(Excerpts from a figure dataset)
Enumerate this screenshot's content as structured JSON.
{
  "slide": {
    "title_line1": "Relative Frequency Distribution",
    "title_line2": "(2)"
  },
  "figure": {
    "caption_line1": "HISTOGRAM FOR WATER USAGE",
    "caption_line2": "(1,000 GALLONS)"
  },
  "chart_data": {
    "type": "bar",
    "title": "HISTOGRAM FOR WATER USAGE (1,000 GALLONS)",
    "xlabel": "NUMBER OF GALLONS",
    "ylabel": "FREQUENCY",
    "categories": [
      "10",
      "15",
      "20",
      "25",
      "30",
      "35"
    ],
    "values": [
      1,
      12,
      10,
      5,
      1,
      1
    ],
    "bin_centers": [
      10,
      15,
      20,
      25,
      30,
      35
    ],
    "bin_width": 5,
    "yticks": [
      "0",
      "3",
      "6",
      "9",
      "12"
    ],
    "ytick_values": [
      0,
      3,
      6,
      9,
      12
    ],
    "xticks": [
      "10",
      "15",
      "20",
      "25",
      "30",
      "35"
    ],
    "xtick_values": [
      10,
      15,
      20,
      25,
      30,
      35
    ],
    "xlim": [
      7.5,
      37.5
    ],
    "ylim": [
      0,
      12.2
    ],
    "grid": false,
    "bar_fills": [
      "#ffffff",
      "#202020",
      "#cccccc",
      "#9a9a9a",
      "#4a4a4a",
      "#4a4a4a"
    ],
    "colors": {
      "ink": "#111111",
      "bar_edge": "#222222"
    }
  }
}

## JOB
Give the records above again, word for word.

## FINAL ANSWER
Enumerate this screenshot's content as structured JSON.
{
  "slide": {
    "title_line1": "Relative Frequency Distribution",
    "title_line2": "(2)"
  },
  "figure": {
    "caption_line1": "HISTOGRAM FOR WATER USAGE",
    "caption_line2": "(1,000 GALLONS)"
  },
  "chart_data": {
    "type": "bar",
    "title": "HISTOGRAM FOR WATER USAGE (1,000 GALLONS)",
    "xlabel": "NUMBER OF GALLONS",
    "ylabel": "FREQUENCY",
    "categories": [
      "10",
      "15",
      "20",
      "25",
      "30",
      "35"
    ],
    "values": [
      1,
      12,
      10,
      5,
      1,
      1
    ],
    "bin_centers": [
      10,
      15,
      20,
      25,
      30,
      35
    ],
    "bin_width": 5,
    "yticks": [
      "0",
      "3",
      "6",
      "9",
      "12"
    ],
    "ytick_values": [
      0,
      3,
      6,
      9,
      12
    ],
    "xticks": [
      "10",
      "15",
      "20",
      "25",
      "30",
      "35"
    ],
    "xtick_values": [
      10,
      15,
      20,
      25,
      30,
      35
    ],
    "xlim": [
      7.5,
      37.5
    ],
    "ylim": [
      0,
      12.2
    ],
    "grid": false,
    "bar_fills": [
      "#ffffff",
      "#202020",
      "#cccccc",
      "#9a9a9a",
      "#4a4a4a",
      "#4a4a4a"
    ],
    "colors": {
      "ink": "#111111",
      "bar_edge": "#222222"
    }
  }
}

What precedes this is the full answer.